Start

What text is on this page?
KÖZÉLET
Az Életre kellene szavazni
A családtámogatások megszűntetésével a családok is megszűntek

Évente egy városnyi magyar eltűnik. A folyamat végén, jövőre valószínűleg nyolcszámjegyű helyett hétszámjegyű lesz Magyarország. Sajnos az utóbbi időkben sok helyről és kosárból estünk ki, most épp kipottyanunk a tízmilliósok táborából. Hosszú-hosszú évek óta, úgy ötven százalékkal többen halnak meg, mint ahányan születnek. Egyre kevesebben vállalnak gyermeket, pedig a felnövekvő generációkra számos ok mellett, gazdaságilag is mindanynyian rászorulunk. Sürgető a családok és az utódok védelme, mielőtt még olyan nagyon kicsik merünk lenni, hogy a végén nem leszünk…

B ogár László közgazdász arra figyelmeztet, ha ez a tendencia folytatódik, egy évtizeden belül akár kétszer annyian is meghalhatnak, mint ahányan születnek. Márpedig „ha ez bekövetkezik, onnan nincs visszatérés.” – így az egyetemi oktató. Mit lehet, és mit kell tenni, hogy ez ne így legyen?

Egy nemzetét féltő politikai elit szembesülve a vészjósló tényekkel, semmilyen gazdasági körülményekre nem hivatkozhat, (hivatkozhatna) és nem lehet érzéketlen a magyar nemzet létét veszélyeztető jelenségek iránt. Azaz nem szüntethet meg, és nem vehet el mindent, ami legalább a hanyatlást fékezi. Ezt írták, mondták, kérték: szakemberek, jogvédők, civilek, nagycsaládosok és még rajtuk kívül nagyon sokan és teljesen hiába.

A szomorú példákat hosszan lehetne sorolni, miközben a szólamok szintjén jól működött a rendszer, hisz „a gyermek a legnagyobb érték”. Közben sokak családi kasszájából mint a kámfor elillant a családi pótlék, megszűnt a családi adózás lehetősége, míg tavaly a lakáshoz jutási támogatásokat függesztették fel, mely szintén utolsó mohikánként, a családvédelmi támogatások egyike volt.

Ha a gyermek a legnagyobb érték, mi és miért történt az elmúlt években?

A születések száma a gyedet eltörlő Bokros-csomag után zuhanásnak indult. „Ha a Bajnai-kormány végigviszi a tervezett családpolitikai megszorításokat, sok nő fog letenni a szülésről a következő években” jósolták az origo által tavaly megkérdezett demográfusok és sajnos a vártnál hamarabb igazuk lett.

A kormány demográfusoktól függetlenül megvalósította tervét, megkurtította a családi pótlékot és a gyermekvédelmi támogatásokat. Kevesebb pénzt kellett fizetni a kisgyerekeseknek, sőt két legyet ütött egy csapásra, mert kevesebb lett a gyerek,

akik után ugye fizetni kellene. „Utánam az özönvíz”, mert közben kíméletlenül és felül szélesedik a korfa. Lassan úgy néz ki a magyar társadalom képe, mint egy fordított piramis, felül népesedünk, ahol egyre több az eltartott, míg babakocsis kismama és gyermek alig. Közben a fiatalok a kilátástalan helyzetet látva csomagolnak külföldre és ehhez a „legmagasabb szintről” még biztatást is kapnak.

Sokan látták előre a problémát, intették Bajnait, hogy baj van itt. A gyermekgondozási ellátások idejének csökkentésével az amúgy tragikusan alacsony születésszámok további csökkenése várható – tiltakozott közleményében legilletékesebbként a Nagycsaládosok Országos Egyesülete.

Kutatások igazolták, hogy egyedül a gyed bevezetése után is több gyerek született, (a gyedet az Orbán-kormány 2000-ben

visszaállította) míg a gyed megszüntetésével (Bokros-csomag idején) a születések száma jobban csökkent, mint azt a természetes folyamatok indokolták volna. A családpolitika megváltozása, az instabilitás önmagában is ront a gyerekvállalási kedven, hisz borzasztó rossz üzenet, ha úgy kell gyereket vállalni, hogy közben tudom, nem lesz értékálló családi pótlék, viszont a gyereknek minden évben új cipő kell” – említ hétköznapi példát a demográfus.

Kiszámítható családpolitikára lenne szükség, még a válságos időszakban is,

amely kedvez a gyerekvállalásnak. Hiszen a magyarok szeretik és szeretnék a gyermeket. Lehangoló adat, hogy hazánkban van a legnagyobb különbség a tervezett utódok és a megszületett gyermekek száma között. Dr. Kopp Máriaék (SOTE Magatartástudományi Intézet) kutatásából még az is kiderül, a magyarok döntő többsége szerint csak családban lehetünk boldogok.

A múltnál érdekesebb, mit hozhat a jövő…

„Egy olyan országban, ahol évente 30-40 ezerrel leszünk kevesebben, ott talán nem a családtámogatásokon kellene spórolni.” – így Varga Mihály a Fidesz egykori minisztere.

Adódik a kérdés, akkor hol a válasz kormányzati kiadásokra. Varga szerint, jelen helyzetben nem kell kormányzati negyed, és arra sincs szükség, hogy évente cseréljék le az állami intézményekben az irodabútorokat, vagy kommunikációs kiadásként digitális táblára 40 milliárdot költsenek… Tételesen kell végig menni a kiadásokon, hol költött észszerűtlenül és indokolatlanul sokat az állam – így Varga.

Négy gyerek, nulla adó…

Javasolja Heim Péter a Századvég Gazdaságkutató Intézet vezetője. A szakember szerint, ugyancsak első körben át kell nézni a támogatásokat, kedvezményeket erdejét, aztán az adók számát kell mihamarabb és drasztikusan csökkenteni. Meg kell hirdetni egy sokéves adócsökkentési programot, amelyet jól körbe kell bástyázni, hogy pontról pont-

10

End

## Given instruction
Filter for "években". Return all lines that hold it.

## Solution to this problem
Ha a gyermek a legnagyobb érték, mi és miért történt az elmúlt években?
A születések száma a gyedet eltörlő Bokros-csomag után zuhanásnak indult. „Ha a Bajnai-kormány végigviszi a tervezett családpolitikai megszorításokat, sok nő fog letenni a szülésről a következő években” jósolták az origo által tavaly megkérdezett demográfusok és sajnos a vártnál hamarabb igazuk lett.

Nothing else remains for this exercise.